[Begin Provided data]
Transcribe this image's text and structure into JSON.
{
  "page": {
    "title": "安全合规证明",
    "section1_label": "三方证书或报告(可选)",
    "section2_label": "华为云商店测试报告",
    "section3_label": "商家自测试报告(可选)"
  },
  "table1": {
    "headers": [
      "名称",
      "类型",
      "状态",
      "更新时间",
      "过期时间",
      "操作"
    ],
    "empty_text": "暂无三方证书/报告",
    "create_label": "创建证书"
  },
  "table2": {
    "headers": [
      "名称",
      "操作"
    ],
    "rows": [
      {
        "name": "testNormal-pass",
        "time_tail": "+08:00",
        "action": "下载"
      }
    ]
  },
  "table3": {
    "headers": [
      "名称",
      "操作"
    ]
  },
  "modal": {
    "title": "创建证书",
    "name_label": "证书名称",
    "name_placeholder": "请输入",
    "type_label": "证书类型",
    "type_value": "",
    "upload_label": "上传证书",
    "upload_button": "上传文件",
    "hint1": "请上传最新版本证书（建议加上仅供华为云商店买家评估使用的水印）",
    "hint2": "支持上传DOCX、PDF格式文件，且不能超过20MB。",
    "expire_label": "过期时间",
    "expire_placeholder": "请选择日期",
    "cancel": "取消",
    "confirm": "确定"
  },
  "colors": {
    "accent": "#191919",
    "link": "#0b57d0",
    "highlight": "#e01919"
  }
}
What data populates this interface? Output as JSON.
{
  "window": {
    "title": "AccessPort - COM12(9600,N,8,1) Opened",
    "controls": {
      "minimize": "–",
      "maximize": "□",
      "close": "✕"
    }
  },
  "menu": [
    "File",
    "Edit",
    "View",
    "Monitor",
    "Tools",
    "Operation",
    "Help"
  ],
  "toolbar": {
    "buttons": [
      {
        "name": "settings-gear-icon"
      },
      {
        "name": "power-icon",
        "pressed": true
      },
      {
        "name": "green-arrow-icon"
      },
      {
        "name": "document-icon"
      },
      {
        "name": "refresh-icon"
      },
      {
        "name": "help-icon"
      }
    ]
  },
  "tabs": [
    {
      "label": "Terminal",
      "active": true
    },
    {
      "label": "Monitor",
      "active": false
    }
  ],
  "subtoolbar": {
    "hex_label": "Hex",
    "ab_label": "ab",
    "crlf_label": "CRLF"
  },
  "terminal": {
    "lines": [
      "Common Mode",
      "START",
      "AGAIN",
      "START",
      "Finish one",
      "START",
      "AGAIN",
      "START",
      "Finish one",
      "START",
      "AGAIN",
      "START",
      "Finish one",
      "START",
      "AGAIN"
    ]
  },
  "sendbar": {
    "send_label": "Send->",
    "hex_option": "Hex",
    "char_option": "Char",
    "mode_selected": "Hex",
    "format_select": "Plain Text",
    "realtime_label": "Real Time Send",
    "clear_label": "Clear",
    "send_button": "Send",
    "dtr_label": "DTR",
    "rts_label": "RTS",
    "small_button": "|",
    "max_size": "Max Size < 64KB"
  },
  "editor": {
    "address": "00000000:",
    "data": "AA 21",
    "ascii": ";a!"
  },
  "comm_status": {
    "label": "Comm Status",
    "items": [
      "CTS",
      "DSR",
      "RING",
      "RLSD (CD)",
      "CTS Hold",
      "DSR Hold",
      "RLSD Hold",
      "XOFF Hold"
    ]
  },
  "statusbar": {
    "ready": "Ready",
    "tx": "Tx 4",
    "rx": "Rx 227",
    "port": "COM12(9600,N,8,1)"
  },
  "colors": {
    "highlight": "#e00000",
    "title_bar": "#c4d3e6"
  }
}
[End Provided data]
▸ **Requirement**: Find every line in the records that has the string "this", then state how many there are and nothing else.

▸ **Full solution**: 2